GIVEN INSTRUCTION:
Each record below must be returned exactly as shown.

────────────────────

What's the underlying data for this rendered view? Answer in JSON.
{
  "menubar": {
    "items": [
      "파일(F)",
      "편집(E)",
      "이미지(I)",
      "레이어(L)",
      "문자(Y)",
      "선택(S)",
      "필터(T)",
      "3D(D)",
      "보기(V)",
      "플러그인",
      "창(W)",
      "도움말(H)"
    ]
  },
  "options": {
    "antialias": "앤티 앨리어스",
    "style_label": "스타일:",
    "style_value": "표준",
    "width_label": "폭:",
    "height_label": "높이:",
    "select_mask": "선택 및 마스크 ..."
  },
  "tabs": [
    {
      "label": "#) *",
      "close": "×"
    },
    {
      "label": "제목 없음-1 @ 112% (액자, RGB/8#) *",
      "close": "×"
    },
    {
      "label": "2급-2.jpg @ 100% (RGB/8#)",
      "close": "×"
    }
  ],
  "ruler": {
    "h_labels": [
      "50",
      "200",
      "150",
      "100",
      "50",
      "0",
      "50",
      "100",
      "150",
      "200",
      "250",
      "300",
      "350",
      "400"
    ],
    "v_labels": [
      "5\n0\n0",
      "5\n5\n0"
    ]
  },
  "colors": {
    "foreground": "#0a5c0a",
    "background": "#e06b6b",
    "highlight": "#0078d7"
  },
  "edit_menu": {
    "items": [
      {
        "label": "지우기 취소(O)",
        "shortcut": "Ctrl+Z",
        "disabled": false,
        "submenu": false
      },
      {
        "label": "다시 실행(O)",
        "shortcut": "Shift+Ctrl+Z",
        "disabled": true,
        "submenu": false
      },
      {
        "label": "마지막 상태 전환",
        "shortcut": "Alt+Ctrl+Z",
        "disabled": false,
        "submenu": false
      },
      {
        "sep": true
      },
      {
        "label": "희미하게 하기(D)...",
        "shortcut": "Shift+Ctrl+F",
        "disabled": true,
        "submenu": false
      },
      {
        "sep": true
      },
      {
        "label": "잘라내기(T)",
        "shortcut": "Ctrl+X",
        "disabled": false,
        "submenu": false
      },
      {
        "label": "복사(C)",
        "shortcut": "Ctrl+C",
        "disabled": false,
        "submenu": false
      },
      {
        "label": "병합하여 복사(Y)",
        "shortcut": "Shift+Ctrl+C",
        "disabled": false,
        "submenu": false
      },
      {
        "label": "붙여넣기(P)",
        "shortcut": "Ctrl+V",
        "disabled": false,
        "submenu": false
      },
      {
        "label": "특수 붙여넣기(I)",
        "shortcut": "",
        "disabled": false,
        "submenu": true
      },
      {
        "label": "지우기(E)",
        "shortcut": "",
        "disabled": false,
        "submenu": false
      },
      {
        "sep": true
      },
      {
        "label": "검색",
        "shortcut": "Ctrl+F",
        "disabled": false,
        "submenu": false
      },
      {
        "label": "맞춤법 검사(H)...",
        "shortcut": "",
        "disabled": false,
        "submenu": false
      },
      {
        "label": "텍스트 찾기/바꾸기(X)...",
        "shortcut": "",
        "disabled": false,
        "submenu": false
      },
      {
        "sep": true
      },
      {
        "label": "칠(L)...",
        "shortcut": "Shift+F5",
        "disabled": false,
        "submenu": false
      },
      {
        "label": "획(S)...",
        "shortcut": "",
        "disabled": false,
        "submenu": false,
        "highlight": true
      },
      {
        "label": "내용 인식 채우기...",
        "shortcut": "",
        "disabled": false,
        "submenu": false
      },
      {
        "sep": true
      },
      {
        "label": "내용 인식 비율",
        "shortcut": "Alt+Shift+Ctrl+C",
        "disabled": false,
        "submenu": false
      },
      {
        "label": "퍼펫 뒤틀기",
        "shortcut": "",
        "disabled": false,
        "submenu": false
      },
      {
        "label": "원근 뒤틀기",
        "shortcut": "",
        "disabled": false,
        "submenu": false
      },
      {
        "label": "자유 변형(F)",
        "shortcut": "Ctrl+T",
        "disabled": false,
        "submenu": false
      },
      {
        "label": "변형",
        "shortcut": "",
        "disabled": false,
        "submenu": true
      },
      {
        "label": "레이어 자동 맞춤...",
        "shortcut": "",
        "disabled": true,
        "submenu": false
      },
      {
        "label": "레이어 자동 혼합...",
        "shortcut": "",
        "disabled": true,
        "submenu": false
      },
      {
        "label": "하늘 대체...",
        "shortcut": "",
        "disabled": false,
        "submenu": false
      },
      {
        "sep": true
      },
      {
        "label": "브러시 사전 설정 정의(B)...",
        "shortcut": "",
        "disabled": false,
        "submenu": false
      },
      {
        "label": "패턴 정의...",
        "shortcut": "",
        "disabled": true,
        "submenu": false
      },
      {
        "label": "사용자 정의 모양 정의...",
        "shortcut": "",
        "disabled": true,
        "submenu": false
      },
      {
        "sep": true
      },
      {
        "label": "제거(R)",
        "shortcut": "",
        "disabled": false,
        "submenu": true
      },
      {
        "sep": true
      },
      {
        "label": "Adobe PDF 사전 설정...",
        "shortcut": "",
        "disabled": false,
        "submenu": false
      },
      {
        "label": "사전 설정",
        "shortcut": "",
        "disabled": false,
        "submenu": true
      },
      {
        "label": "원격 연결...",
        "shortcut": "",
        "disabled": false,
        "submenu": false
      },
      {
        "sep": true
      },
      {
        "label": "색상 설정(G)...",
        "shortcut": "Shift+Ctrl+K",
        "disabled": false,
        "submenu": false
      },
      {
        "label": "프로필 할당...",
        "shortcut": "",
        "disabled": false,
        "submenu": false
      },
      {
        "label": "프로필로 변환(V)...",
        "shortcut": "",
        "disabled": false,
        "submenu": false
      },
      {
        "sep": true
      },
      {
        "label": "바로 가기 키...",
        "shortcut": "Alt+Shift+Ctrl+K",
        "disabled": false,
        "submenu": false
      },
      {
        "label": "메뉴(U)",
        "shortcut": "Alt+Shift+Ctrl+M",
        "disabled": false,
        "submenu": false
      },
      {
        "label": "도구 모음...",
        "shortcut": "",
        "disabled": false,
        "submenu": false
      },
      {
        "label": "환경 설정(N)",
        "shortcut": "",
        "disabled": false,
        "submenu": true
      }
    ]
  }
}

────────────────────

TASK OUTPUT:
What's the underlying data for this rendered view? Answer in JSON.
{
  "menubar": {
    "items": [
      "파일(F)",
      "편집(E)",
      "이미지(I)",
      "레이어(L)",
      "문자(Y)",
      "선택(S)",
      "필터(T)",
      "3D(D)",
      "보기(V)",
      "플러그인",
      "창(W)",
      "도움말(H)"
    ]
  },
  "options": {
    "antialias": "앤티 앨리어스",
    "style_label": "스타일:",
    "style_value": "표준",
    "width_label": "폭:",
    "height_label": "높이:",
    "select_mask": "선택 및 마스크 ..."
  },
  "tabs": [
    {
      "label": "#) *",
      "close": "×"
    },
    {
      "label": "제목 없음-1 @ 112% (액자, RGB/8#) *",
      "close": "×"
    },
    {
      "label": "2급-2.jpg @ 100% (RGB/8#)",
      "close": "×"
    }
  ],
  "ruler": {
    "h_labels": [
      "50",
      "200",
      "150",
      "100",
      "50",
      "0",
      "50",
      "100",
      "150",
      "200",
      "250",
      "300",
      "350",
      "400"
    ],
    "v_labels": [
      "5\n0\n0",
      "5\n5\n0"
    ]
  },
  "colors": {
    "foreground": "#0a5c0a",
    "background": "#e06b6b",
    "highlight": "#0078d7"
  },
  "edit_menu": {
    "items": [
      {
        "label": "지우기 취소(O)",
        "shortcut": "Ctrl+Z",
        "disabled": false,
        "submenu": false
      },
      {
        "label": "다시 실행(O)",
        "shortcut": "Shift+Ctrl+Z",
        "disabled": true,
        "submenu": false
      },
      {
        "label": "마지막 상태 전환",
        "shortcut": "Alt+Ctrl+Z",
        "disabled": false,
        "submenu": false
      },
      {
        "sep": true
      },
      {
        "label": "희미하게 하기(D)...",
        "shortcut": "Shift+Ctrl+F",
        "disabled": true,
        "submenu": false
      },
      {
        "sep": true
      },
      {
        "label": "잘라내기(T)",
        "shortcut": "Ctrl+X",
        "disabled": false,
        "submenu": false
      },
      {
        "label": "복사(C)",
        "shortcut": "Ctrl+C",
        "disabled": false,
        "submenu": false
      },
      {
        "label": "병합하여 복사(Y)",
        "shortcut": "Shift+Ctrl+C",
        "disabled": false,
        "submenu": false
      },
      {
        "label": "붙여넣기(P)",
        "shortcut": "Ctrl+V",
        "disabled": false,
        "submenu": false
      },
      {
        "label": "특수 붙여넣기(I)",
        "shortcut": "",
        "disabled": false,
        "submenu": true
      },
      {
        "label": "지우기(E)",
        "shortcut": "",
        "disabled": false,
        "submenu": false
      },
      {
        "sep": true
      },
      {
        "label": "검색",
        "shortcut": "Ctrl+F",
        "disabled": false,
        "submenu": false
      },
      {
        "label": "맞춤법 검사(H)...",
        "shortcut": "",
        "disabled": false,
        "submenu": false
      },
      {
        "label": "텍스트 찾기/바꾸기(X)...",
        "shortcut": "",
        "disabled": false,
        "submenu": false
      },
      {
        "sep": true
      },
      {
        "label": "칠(L)...",
        "shortcut": "Shift+F5",
        "disabled": false,
        "submenu": false
      },
      {
        "label": "획(S)...",
        "shortcut": "",
        "disabled": false,
        "submenu": false,
        "highlight": true
      },
      {
        "label": "내용 인식 채우기...",
        "shortcut": "",
        "disabled": false,
        "submenu": false
      },
      {
        "sep": true
      },
      {
        "label": "내용 인식 비율",
        "shortcut": "Alt+Shift+Ctrl+C",
        "disabled": false,
        "submenu": false
      },
      {
        "label": "퍼펫 뒤틀기",
        "shortcut": "",
        "disabled": false,
        "submenu": false
      },
      {
        "label": "원근 뒤틀기",
        "shortcut": "",
        "disabled": false,
        "submenu": false
      },
      {
        "label": "자유 변형(F)",
        "shortcut": "Ctrl+T",
        "disabled": false,
        "submenu": false
      },
      {
        "label": "변형",
        "shortcut": "",
        "disabled": false,
        "submenu": true
      },
      {
        "label": "레이어 자동 맞춤...",
        "shortcut": "",
        "disabled": true,
        "submenu": false
      },
      {
        "label": "레이어 자동 혼합...",
        "shortcut": "",
        "disabled": true,
        "submenu": false
      },
      {
        "label": "하늘 대체...",
        "shortcut": "",
        "disabled": false,
        "submenu": false
      },
      {
        "sep": true
      },
      {
        "label": "브러시 사전 설정 정의(B)...",
        "shortcut": "",
        "disabled": false,
        "submenu": false
      },
      {
        "label": "패턴 정의...",
        "shortcut": "",
        "disabled": true,
        "submenu": false
      },
      {
        "label": "사용자 정의 모양 정의...",
        "shortcut": "",
        "disabled": true,
        "submenu": false
      },
      {
        "sep": true
      },
      {
        "label": "제거(R)",
        "shortcut": "",
        "disabled": false,
        "submenu": true
      },
      {
        "sep": true
      },
      {
        "label": "Adobe PDF 사전 설정...",
        "shortcut": "",
        "disabled": false,
        "submenu": false
      },
      {
        "label": "사전 설정",
        "shortcut": "",
        "disabled": false,
        "submenu": true
      },
      {
        "label": "원격 연결...",
        "shortcut": "",
        "disabled": false,
        "submenu": false
      },
      {
        "sep": true
      },
      {
        "label": "색상 설정(G)...",
        "shortcut": "Shift+Ctrl+K",
        "disabled": false,
        "submenu": false
      },
      {
        "label": "프로필 할당...",
        "shortcut": "",
        "disabled": false,
        "submenu": false
      },
      {
        "label": "프로필로 변환(V)...",
        "shortcut": "",
        "disabled": false,
        "submenu": false
      },
      {
        "sep": true
      },
      {
        "label": "바로 가기 키...",
        "shortcut": "Alt+Shift+Ctrl+K",
        "disabled": false,
        "submenu": false
      },
      {
        "label": "메뉴(U)",
        "shortcut": "Alt+Shift+Ctrl+M",
        "disabled": false,
        "submenu": false
      },
      {
        "label": "도구 모음...",
        "shortcut": "",
        "disabled": false,
        "submenu": false
      },
      {
        "label": "환경 설정(N)",
        "shortcut": "",
        "disabled": false,
        "submenu": true
      }
    ]
  }
}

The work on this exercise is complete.